Given task: Below are some records; give them all again exactly, but not the pictures.

Provided records:

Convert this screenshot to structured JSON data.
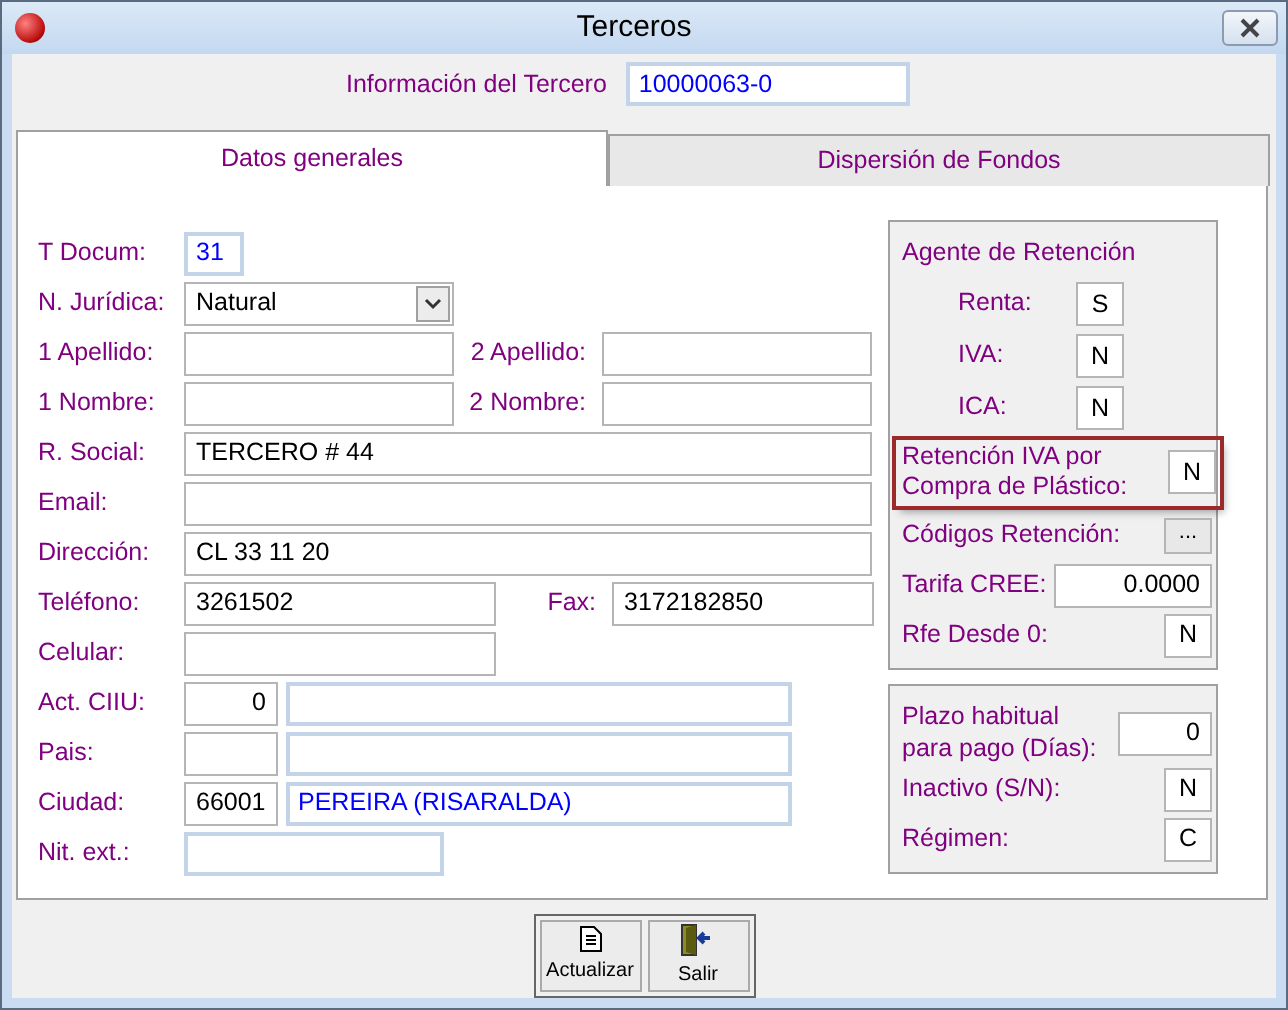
{
  "window": {
    "title": "Terceros"
  },
  "header": {
    "label": "Información del Tercero",
    "value": "10000063-0"
  },
  "tabs": [
    {
      "label": "Datos generales",
      "selected": true
    },
    {
      "label": "Dispersión de Fondos",
      "selected": false
    }
  ],
  "fields": [
    {
      "items": [
        {
          "kind": "label",
          "text": "T Docum:"
        },
        {
          "kind": "lookup",
          "value": "31"
        }
      ]
    },
    {
      "items": [
        {
          "kind": "label",
          "text": "N. Jurídica:"
        },
        {
          "kind": "select",
          "value": "Natural"
        }
      ]
    },
    {
      "items": [
        {
          "kind": "label",
          "text": "1 Apellido:"
        },
        {
          "kind": "text"
        },
        {
          "kind": "label",
          "text": "2 Apellido:"
        },
        {
          "kind": "text"
        }
      ]
    },
    {
      "items": [
        {
          "kind": "label",
          "text": "1 Nombre:"
        },
        {
          "kind": "text"
        },
        {
          "kind": "label",
          "text": "2 Nombre:"
        },
        {
          "kind": "text"
        }
      ]
    },
    {
      "items": [
        {
          "kind": "label",
          "text": "R. Social:"
        },
        {
          "kind": "text",
          "value": "TERCERO # 44"
        }
      ]
    },
    {
      "items": [
        {
          "kind": "label",
          "text": "Email:"
        },
        {
          "kind": "text"
        }
      ]
    },
    {
      "items": [
        {
          "kind": "label",
          "text": "Dirección:"
        },
        {
          "kind": "text",
          "value": "CL 33 11 20"
        }
      ]
    },
    {
      "items": [
        {
          "kind": "label",
          "text": "Teléfono:"
        },
        {
          "kind": "text",
          "value": "3261502"
        },
        {
          "kind": "label",
          "text": "Fax:"
        },
        {
          "kind": "text",
          "value": "3172182850"
        }
      ]
    },
    {
      "items": [
        {
          "kind": "label",
          "text": "Celular:"
        },
        {
          "kind": "text"
        }
      ]
    },
    {
      "items": [
        {
          "kind": "label",
          "text": "Act. CIIU:"
        },
        {
          "kind": "number",
          "value": "0"
        },
        {
          "kind": "lookup"
        }
      ]
    },
    {
      "items": [
        {
          "kind": "label",
          "text": "Pais:"
        },
        {
          "kind": "text"
        },
        {
          "kind": "lookup"
        }
      ]
    },
    {
      "items": [
        {
          "kind": "label",
          "text": "Ciudad:"
        },
        {
          "kind": "text",
          "value": "66001"
        },
        {
          "kind": "lookup",
          "value": "PEREIRA (RISARALDA)"
        }
      ]
    },
    {
      "items": [
        {
          "kind": "label",
          "text": "Nit. ext.:"
        },
        {
          "kind": "lookup"
        }
      ]
    }
  ],
  "agente_retencion": {
    "title": "Agente de Retención",
    "rows": [
      {
        "kind": "agent",
        "label": "Renta:",
        "value": "S"
      },
      {
        "kind": "agent",
        "label": "IVA:",
        "value": "N"
      },
      {
        "kind": "agent",
        "label": "ICA:",
        "value": "N"
      },
      {
        "kind": "flag",
        "label": "Retención IVA por Compra de Plástico:",
        "value": "N",
        "highlighted": true
      },
      {
        "kind": "button",
        "label": "Códigos Retención:",
        "value": "..."
      },
      {
        "kind": "number",
        "label": "Tarifa CREE:",
        "value": "0.0000"
      },
      {
        "kind": "flag",
        "label": "Rfe Desde 0:",
        "value": "N",
        "highlighted": false
      }
    ]
  },
  "condiciones": {
    "rows": [
      {
        "kind": "number",
        "label": "Plazo habitual para pago (Días):",
        "value": "0"
      },
      {
        "kind": "flag",
        "label": "Inactivo (S/N):",
        "value": "N",
        "highlighted": false
      },
      {
        "kind": "flag",
        "label": "Régimen:",
        "value": "C",
        "highlighted": false
      }
    ]
  },
  "buttons": [
    {
      "kind": "update",
      "label": "Actualizar"
    },
    {
      "kind": "exit",
      "label": "Salir"
    }
  ]
}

Full response:
Convert this screenshot to structured JSON data.
{
  "window": {
    "title": "Terceros"
  },
  "header": {
    "label": "Información del Tercero",
    "value": "10000063-0"
  },
  "tabs": [
    {
      "label": "Datos generales",
      "selected": true
    },
    {
      "label": "Dispersión de Fondos",
      "selected": false
    }
  ],
  "fields": [
    {
      "items": [
        {
          "kind": "label",
          "text": "T Docum:"
        },
        {
          "kind": "lookup",
          "value": "31"
        }
      ]
    },
    {
      "items": [
        {
          "kind": "label",
          "text": "N. Jurídica:"
        },
        {
          "kind": "select",
          "value": "Natural"
        }
      ]
    },
    {
      "items": [
        {
          "kind": "label",
          "text": "1 Apellido:"
        },
        {
          "kind": "text"
        },
        {
          "kind": "label",
          "text": "2 Apellido:"
        },
        {
          "kind": "text"
        }
      ]
    },
    {
      "items": [
        {
          "kind": "label",
          "text": "1 Nombre:"
        },
        {
          "kind": "text"
        },
        {
          "kind": "label",
          "text": "2 Nombre:"
        },
        {
          "kind": "text"
        }
      ]
    },
    {
      "items": [
        {
          "kind": "label",
          "text": "R. Social:"
        },
        {
          "kind": "text",
          "value": "TERCERO # 44"
        }
      ]
    },
    {
      "items": [
        {
          "kind": "label",
          "text": "Email:"
        },
        {
          "kind": "text"
        }
      ]
    },
    {
      "items": [
        {
          "kind": "label",
          "text": "Dirección:"
        },
        {
          "kind": "text",
          "value": "CL 33 11 20"
        }
      ]
    },
    {
      "items": [
        {
          "kind": "label",
          "text": "Teléfono:"
        },
        {
          "kind": "text",
          "value": "3261502"
        },
        {
          "kind": "label",
          "text": "Fax:"
        },
        {
          "kind": "text",
          "value": "3172182850"
        }
      ]
    },
    {
      "items": [
        {
          "kind": "label",
          "text": "Celular:"
        },
        {
          "kind": "text"
        }
      ]
    },
    {
      "items": [
        {
          "kind": "label",
          "text": "Act. CIIU:"
        },
        {
          "kind": "number",
          "value": "0"
        },
        {
          "kind": "lookup"
        }
      ]
    },
    {
      "items": [
        {
          "kind": "label",
          "text": "Pais:"
        },
        {
          "kind": "text"
        },
        {
          "kind": "lookup"
        }
      ]
    },
    {
      "items": [
        {
          "kind": "label",
          "text": "Ciudad:"
        },
        {
          "kind": "text",
          "value": "66001"
        },
        {
          "kind": "lookup",
          "value": "PEREIRA (RISARALDA)"
        }
      ]
    },
    {
      "items": [
        {
          "kind": "label",
          "text": "Nit. ext.:"
        },
        {
          "kind": "lookup"
        }
      ]
    }
  ],
  "agente_retencion": {
    "title": "Agente de Retención",
    "rows": [
      {
        "kind": "agent",
        "label": "Renta:",
        "value": "S"
      },
      {
        "kind": "agent",
        "label": "IVA:",
        "value": "N"
      },
      {
        "kind": "agent",
        "label": "ICA:",
        "value": "N"
      },
      {
        "kind": "flag",
        "label": "Retención IVA por Compra de Plástico:",
        "value": "N",
        "highlighted": true
      },
      {
        "kind": "button",
        "label": "Códigos Retención:",
        "value": "..."
      },
      {
        "kind": "number",
        "label": "Tarifa CREE:",
        "value": "0.0000"
      },
      {
        "kind": "flag",
        "label": "Rfe Desde 0:",
        "value": "N",
        "highlighted": false
      }
    ]
  },
  "condiciones": {
    "rows": [
      {
        "kind": "number",
        "label": "Plazo habitual para pago (Días):",
        "value": "0"
      },
      {
        "kind": "flag",
        "label": "Inactivo (S/N):",
        "value": "N",
        "highlighted": false
      },
      {
        "kind": "flag",
        "label": "Régimen:",
        "value": "C",
        "highlighted": false
      }
    ]
  },
  "buttons": [
    {
      "kind": "update",
      "label": "Actualizar"
    },
    {
      "kind": "exit",
      "label": "Salir"
    }
  ]
}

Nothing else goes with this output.